• **Direction**
Count lines with the string "title" in them. State the number alone.

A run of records
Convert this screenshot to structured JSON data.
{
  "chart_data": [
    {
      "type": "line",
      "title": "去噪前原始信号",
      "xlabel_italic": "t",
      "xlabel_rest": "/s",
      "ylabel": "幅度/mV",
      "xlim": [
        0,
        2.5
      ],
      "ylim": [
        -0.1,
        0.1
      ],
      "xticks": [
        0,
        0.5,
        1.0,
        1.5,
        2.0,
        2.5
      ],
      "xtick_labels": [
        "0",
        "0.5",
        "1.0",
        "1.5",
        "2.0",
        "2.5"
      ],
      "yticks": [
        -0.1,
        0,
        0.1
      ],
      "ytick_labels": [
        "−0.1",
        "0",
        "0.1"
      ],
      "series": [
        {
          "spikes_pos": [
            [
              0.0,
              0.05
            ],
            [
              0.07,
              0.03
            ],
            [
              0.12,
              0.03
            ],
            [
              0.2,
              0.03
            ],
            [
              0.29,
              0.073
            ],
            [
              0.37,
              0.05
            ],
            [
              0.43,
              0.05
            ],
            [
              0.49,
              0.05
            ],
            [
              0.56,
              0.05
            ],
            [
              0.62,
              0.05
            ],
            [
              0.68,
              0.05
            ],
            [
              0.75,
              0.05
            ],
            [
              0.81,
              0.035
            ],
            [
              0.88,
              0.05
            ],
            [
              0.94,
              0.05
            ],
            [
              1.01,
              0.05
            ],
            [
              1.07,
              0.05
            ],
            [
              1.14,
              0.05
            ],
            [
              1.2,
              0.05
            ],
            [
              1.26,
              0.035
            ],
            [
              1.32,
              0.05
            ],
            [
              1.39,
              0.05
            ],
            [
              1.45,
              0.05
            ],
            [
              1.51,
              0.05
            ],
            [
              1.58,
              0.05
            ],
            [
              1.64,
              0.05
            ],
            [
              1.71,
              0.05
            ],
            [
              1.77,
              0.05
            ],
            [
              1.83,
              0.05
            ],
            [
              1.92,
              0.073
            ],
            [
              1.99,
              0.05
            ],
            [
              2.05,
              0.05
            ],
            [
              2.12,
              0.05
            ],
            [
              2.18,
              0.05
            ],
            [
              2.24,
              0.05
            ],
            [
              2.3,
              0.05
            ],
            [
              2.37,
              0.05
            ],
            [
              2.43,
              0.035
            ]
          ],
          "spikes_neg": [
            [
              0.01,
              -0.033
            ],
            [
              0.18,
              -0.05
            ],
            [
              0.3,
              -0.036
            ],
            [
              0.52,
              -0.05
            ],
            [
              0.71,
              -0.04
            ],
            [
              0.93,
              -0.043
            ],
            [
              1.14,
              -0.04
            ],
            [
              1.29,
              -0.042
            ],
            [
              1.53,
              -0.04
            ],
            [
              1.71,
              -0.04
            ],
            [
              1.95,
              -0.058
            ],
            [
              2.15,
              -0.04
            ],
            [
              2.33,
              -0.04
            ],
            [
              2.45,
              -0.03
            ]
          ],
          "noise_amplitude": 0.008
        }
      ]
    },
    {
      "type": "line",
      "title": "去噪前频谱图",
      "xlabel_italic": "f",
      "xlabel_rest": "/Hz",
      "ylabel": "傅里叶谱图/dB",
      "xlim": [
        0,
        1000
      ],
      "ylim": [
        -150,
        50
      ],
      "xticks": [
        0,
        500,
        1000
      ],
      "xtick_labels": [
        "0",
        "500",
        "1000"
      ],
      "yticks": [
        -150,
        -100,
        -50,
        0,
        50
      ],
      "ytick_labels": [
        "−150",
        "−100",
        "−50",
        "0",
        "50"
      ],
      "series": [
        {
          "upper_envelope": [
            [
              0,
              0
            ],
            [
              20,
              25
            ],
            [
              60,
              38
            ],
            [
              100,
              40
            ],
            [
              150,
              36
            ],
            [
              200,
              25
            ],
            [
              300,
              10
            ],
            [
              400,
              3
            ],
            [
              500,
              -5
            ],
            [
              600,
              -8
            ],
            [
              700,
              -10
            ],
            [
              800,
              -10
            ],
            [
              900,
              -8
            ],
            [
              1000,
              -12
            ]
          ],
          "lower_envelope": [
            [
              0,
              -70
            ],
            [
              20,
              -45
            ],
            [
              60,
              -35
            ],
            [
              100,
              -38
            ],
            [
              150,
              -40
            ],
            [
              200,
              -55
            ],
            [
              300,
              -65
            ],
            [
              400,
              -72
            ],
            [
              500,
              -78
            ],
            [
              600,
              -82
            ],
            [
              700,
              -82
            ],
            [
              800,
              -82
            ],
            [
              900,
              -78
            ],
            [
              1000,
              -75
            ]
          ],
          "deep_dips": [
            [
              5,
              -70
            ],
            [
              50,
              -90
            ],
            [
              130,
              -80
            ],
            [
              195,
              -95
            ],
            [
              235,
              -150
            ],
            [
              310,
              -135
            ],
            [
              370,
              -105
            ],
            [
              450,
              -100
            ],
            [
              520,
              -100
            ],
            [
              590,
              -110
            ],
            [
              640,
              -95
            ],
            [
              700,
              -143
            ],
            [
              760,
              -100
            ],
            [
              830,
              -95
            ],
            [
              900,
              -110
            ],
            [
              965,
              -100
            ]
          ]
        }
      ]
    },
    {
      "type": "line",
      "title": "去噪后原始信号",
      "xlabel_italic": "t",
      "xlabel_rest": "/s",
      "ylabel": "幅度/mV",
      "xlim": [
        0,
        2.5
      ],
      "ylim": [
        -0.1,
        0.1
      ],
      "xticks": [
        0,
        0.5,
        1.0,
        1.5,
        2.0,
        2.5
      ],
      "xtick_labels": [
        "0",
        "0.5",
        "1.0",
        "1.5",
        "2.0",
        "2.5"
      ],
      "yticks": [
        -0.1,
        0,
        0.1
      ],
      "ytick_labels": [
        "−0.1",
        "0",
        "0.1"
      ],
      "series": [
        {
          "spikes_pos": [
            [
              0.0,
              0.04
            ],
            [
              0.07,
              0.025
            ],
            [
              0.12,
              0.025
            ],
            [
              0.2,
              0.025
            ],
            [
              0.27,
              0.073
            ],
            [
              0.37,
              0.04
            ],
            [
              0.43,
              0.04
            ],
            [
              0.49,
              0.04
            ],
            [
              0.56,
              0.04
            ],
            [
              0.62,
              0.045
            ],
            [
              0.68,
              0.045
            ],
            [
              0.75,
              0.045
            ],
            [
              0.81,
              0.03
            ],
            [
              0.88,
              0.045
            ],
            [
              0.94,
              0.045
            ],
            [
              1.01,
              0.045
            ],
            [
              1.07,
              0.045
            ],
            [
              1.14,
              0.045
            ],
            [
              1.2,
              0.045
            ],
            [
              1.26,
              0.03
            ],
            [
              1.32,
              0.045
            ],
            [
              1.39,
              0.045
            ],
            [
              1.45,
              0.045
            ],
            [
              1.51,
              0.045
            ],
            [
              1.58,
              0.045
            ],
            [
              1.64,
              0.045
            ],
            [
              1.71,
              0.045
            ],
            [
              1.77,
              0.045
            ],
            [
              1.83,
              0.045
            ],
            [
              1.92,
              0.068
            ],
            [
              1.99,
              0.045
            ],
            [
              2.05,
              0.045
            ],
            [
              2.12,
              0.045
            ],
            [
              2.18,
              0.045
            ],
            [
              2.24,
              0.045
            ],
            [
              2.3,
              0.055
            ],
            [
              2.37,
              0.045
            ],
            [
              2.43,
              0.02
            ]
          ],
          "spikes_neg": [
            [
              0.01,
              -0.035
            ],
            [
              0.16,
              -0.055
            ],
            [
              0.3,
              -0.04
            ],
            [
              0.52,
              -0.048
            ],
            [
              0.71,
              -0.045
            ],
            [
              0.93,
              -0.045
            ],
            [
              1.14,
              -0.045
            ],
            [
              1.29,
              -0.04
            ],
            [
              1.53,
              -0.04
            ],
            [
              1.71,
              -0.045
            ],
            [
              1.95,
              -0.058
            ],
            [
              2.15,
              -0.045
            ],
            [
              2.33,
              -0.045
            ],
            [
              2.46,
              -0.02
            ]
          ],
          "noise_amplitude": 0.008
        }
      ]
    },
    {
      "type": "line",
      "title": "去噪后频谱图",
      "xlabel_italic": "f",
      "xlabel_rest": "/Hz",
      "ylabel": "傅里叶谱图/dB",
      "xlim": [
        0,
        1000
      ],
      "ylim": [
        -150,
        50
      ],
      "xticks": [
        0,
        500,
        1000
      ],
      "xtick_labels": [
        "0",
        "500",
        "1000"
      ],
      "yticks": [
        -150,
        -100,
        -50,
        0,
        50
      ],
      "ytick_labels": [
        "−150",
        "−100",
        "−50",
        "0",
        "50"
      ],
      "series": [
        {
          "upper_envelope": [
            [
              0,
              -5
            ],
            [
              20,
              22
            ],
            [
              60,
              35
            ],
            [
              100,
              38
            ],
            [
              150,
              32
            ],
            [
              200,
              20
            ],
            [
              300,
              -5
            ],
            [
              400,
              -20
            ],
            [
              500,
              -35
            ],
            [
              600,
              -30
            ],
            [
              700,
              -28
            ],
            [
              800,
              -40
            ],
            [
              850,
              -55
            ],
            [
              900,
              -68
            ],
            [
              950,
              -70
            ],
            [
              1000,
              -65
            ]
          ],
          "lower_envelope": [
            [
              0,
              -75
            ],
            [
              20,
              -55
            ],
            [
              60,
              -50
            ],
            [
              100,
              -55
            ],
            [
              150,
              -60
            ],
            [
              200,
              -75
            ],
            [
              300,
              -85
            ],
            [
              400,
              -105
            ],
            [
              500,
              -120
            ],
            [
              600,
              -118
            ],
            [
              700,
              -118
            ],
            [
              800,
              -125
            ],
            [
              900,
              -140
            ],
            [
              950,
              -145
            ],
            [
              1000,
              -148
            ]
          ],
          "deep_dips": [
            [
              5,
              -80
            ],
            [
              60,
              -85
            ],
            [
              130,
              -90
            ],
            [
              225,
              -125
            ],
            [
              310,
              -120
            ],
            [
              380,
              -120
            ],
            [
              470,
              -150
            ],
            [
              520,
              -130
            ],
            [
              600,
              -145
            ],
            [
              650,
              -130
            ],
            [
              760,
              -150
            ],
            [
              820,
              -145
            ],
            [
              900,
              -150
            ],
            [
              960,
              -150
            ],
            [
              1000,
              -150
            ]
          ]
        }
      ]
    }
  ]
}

• **Result of the exercise**
4